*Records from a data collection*
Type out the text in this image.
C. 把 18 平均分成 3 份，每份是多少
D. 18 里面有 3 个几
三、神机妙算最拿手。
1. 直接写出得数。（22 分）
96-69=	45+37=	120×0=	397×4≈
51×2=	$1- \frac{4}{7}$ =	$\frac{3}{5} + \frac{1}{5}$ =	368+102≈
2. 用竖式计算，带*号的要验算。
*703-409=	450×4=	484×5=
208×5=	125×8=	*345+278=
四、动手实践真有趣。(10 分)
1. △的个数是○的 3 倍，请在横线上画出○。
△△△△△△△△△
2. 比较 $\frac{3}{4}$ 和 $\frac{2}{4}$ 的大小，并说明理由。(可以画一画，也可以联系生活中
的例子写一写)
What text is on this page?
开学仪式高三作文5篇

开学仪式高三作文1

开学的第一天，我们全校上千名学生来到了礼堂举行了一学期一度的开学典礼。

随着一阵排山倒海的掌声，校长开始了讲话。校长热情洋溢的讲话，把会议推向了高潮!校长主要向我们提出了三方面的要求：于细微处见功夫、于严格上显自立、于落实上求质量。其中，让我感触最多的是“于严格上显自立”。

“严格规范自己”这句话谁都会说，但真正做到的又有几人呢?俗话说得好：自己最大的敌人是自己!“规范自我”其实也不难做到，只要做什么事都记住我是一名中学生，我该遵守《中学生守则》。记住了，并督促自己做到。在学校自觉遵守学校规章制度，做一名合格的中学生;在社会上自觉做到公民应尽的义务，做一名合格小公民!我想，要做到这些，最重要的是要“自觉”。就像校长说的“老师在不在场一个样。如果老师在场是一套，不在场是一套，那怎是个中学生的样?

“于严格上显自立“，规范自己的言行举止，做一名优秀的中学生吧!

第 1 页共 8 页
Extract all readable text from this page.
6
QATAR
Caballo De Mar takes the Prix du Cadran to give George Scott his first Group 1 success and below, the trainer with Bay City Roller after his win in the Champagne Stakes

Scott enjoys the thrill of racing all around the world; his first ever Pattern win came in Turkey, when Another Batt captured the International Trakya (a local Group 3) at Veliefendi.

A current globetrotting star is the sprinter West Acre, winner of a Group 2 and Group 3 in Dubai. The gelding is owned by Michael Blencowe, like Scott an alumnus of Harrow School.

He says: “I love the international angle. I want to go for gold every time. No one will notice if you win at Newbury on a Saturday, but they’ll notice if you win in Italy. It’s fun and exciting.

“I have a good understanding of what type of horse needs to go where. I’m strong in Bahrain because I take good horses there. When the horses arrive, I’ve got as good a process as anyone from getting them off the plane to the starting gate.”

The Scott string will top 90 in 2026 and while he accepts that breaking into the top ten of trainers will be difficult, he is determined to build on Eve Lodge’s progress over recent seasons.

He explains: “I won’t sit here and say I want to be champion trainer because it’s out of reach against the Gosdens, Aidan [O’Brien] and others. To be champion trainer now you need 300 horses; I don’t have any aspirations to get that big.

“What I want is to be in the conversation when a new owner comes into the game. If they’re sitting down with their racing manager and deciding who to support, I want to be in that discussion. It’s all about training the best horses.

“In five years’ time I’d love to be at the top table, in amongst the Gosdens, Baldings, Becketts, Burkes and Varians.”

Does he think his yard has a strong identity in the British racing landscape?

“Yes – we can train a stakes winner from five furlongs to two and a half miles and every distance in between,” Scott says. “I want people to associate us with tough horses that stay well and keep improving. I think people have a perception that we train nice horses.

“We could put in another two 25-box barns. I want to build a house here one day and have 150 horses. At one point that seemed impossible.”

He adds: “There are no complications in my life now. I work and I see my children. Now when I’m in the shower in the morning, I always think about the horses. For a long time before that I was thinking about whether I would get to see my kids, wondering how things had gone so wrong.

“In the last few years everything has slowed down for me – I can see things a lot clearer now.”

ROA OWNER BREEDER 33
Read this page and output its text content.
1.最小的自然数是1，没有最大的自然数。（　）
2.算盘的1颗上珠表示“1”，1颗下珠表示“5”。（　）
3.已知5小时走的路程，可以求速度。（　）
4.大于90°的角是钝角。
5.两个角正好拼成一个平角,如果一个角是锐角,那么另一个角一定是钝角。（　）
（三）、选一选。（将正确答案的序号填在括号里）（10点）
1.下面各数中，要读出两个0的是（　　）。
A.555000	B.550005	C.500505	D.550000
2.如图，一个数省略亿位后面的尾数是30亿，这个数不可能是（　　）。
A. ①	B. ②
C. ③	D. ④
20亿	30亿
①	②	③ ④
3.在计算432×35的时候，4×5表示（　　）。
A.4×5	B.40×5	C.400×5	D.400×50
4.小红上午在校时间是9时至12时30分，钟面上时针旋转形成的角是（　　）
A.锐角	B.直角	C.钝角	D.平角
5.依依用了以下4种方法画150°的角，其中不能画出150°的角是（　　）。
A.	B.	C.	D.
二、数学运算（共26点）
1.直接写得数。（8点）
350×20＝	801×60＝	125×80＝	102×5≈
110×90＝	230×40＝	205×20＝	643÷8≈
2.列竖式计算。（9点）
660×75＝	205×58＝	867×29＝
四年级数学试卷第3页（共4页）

*Stated exercise*
Filter out every line that lacks the word "five", and copy the rest.

*Complete response*
“In five years’ time I’d love to be at the top table, in amongst the Gosdens, Baldings, Becketts, Burkes and Varians.”
“Yes – we can train a stakes winner from five furlongs to two and a half miles and every distance in between,” Scott says. “I want people to associate us with tough horses that stay well and keep improving. I think people have a perception that we train nice horses.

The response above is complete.